▶ _DOCUMENT TEXT_
# Database Split Rationale

## PostgreSQL for:

### 1. **User Data & Authentication**

1. Structured data with fixed schema
2. ACID compliance for critical user information
3. Strong referential integrity for user relationships
4. Secure transactions for authentication operations



### 2. **Logging & Tracking Data**

1. Time-series data with consistent structure
2. Relational queries for user activity
3. Transaction support for data integrity
4. Complex joins between related activities



### 3. **Goals & Progress**

1. Structured data with clear relationships
2. Consistent schema for tracking progress
3. Transaction support for updates
4. Foreign key constraints for data integrity

## MongoDB for:

## 1. **Food Database**

1. Varying attributes across different food types
2. Flexible schema for different nutrition profiles
3. Large dataset with complex nested structures
4. Text search capabilities for food lookup
5. Easy updates to food database without migrations



## 2. **Recipes & Custom Foods**

1. Varying ingredients and preparation steps
2. Nested arrays and objects for ingredients
3. Flexible schema for different recipe types
4. Rich text and media content



## 3. **Aggregated Analytics**

1. Denormalized data for reporting
2. Flexible schema for different analysis types
3. Document-oriented structure for complex metrics
4. Efficient storage of pre-calculated statistics

## Performance Optimization Strategies

### PostgreSQL Optimization

## 1. **Partitioning**

1. Partition time-series tables (weight_logs, meal_logs, workout_logs) by date ranges
2. Example: Partition by month for recent data, by year for older data

In [None]:
# SQL file

CREATE TABLE weight_logs (
    id UUID NOT NULL,
    user_id UUID NOT NULL,
    weight_kg NUMERIC(5,2) NOT NULL,
    log_date DATE NOT NULL,
    notes TEXT,
    created_at TIMESTAMP WITH TIME ZONE DEFAULT NOW()

▶ _RECORDED INFORMATION_

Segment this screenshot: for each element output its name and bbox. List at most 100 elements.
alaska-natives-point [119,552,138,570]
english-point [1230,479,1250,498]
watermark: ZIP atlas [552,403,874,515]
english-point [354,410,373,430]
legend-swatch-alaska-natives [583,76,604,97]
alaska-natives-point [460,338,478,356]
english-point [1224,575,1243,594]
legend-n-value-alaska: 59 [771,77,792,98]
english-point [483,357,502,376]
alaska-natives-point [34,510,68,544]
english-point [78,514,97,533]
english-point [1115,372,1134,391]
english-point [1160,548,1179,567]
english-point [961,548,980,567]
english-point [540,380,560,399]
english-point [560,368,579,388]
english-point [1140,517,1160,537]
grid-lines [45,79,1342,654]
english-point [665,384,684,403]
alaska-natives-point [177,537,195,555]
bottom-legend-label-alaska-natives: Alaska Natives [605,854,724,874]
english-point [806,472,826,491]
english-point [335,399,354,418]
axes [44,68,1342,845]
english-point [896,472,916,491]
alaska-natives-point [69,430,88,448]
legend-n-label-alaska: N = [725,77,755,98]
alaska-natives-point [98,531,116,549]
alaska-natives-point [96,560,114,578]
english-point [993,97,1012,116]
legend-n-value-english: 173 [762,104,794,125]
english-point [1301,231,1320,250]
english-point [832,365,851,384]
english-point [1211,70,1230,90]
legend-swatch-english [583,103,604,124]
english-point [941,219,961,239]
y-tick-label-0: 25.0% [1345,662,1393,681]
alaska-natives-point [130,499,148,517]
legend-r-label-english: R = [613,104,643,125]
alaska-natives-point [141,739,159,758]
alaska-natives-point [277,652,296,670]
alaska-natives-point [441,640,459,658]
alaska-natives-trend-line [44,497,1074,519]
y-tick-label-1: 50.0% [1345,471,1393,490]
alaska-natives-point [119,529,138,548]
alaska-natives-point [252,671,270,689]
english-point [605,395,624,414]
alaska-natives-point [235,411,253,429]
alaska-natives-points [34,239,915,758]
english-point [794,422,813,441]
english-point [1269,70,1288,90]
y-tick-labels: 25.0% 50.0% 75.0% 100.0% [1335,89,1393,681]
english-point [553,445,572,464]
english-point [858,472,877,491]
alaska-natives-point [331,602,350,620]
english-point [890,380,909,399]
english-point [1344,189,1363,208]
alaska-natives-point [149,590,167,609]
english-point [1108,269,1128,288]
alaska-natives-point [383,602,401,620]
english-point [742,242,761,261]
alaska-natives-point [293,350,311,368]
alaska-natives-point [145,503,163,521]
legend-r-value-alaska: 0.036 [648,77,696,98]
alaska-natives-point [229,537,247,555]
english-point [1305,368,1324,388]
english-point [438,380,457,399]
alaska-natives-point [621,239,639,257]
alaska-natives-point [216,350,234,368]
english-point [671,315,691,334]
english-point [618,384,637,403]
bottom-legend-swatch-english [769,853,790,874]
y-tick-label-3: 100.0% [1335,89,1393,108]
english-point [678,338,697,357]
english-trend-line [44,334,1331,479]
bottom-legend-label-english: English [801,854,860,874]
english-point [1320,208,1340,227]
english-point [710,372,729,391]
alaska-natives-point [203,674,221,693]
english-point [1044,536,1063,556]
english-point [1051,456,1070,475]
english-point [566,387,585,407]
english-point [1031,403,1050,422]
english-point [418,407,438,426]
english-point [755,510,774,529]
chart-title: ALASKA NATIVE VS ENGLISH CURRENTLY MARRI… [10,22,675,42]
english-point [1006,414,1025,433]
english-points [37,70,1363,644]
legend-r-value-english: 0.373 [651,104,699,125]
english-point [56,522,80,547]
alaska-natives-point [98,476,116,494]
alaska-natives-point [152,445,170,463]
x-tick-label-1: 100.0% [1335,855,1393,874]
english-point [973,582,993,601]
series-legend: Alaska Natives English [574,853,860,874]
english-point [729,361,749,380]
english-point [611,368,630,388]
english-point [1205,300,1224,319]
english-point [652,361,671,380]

▶ _EXERCISES_
a) In the database split rationale, how should time-series tables be partitioned for recent data versus older data?
b) List every data area that the database split rationale assigns to PostgreSQL.
c) Write what comes next in the database split rationale, picking up right after its last line.

▶ _ANSWERS PROVIDED_
a) By month for recent data and by year for older data.

b) User Data & Authentication; Logging & Tracking Data; Goals & Progress

c)
) PARTITION BY RANGE (log_date);

CREATE TABLE weight_logs_current_month PARTITION OF weight_logs
    FOR VALUES FROM ('2023-05-01') TO ('2023-06-01');

CREATE TABLE weight_logs_previous_months PARTITION OF weight_logs
    FOR VALUES FROM ('2022-01-01') TO ('2023-05-01');

## 2. **Materialized Views**

- Create materialized views for common analytics queries
- Refresh on schedule or after significant data changes

In [None]:
# SQL file

CREATE TABLE weight_logs (
    id UUID NOT NULL,
    user_id UUID NOT NULL,
    weight_kg NUMERIC(5,2) NOT NULL,
    log_date DATE NOT NULL,
    notes TEXT,
    created_at TIMESTAMP WITH TIME ZONE DEFAULT NOW()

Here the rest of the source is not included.